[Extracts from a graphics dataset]
┄┄┄┄┄┄
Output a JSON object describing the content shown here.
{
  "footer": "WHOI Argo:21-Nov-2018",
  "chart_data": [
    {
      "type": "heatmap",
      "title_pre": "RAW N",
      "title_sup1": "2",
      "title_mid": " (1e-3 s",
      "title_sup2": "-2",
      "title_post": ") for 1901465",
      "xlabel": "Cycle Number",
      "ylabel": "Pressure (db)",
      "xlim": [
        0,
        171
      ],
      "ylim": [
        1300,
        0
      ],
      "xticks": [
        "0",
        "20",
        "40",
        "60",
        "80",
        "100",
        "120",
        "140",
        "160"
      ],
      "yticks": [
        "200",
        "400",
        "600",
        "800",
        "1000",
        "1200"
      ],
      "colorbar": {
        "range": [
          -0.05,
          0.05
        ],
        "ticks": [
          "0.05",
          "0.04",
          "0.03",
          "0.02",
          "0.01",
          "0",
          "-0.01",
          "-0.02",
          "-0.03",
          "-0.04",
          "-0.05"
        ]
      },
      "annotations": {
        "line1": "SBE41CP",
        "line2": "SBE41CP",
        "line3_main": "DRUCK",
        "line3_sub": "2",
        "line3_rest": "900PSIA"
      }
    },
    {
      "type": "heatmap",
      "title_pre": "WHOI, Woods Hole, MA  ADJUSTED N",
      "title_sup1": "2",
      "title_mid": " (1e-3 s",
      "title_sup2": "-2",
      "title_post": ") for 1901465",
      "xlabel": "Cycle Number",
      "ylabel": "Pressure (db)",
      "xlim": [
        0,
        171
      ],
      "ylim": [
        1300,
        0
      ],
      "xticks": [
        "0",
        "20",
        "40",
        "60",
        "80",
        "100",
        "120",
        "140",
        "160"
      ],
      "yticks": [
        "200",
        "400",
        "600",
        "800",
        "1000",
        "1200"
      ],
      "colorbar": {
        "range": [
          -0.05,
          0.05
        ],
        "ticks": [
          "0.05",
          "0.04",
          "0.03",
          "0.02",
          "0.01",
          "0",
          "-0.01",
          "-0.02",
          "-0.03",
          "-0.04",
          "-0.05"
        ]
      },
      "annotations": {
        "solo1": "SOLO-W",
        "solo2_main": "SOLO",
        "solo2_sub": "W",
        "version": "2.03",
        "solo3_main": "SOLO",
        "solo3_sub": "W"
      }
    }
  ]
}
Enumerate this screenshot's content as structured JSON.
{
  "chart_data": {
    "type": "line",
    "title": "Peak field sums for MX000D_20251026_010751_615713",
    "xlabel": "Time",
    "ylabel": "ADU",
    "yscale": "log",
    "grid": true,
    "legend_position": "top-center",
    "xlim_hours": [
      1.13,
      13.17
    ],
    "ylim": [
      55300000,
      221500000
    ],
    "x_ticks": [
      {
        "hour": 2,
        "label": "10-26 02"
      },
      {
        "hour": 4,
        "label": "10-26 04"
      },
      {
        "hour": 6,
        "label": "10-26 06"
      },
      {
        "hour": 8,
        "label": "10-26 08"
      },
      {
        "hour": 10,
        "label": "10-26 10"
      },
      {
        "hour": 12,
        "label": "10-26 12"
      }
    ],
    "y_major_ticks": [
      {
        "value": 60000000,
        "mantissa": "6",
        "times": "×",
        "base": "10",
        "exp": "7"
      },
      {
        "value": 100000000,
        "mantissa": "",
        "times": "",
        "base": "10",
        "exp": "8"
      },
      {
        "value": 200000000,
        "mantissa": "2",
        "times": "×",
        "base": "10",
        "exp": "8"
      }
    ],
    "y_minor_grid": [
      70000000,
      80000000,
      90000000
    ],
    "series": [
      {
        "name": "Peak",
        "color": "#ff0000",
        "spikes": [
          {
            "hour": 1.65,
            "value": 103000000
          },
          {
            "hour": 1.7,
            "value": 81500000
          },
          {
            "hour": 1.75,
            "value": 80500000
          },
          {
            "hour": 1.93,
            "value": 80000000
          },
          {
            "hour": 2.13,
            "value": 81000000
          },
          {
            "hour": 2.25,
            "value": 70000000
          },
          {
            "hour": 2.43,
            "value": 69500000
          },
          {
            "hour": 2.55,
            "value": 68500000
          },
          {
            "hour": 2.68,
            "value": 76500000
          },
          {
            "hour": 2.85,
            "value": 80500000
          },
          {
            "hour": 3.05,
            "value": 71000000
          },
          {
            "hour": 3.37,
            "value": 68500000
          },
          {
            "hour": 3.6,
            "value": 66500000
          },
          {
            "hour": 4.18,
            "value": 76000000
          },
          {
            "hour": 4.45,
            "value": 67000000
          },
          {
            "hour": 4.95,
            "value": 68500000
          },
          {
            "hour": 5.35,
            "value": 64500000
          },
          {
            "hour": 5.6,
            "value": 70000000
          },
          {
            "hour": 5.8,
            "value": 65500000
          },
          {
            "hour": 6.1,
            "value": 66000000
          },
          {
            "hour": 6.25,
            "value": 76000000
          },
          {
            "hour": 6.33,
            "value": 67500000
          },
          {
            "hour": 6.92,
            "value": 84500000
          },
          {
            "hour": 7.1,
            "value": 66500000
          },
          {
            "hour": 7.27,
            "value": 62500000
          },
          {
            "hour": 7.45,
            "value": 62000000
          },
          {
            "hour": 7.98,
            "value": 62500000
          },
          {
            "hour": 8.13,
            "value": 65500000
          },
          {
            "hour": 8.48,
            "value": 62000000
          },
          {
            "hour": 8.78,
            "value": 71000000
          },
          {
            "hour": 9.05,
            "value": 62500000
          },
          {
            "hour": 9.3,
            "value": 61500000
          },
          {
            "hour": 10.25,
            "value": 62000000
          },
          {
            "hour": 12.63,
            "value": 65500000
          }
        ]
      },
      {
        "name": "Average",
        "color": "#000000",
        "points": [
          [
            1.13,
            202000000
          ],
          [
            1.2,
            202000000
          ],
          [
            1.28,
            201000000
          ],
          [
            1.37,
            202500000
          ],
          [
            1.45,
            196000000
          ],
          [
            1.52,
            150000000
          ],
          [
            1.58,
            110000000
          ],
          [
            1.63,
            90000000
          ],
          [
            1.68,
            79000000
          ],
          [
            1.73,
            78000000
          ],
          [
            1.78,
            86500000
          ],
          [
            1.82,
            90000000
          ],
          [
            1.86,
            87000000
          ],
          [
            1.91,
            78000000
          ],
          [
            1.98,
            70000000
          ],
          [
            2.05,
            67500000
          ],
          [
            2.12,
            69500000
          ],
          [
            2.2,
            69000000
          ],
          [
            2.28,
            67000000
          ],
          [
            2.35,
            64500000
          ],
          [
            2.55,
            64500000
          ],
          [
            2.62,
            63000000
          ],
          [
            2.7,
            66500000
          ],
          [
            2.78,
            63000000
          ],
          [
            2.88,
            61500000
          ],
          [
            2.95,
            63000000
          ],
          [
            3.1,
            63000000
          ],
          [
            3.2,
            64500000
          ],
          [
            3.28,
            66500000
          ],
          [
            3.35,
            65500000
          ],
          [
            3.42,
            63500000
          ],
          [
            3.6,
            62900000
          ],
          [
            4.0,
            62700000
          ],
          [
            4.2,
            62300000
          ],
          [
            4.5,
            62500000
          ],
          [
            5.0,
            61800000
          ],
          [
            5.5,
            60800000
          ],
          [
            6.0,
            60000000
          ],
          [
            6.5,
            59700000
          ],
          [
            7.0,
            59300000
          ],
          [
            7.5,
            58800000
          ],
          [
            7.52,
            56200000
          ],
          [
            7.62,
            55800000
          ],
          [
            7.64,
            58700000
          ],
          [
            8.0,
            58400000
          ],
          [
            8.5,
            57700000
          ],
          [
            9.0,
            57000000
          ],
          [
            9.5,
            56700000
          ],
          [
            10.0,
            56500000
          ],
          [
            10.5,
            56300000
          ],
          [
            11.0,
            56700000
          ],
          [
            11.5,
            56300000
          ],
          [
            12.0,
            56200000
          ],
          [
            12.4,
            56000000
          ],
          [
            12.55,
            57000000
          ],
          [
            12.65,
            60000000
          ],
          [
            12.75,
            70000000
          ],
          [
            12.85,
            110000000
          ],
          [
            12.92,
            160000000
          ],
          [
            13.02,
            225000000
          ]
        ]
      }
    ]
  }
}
┄┄┄┄┄┄
§ **INSTRUCTION**: Lines containing the word "content" must all be returned from the material above.

§ **RESPONSE TO THE EXERCISE**:
Output a JSON object describing the content shown here.
Enumerate this screenshot's content as structured JSON.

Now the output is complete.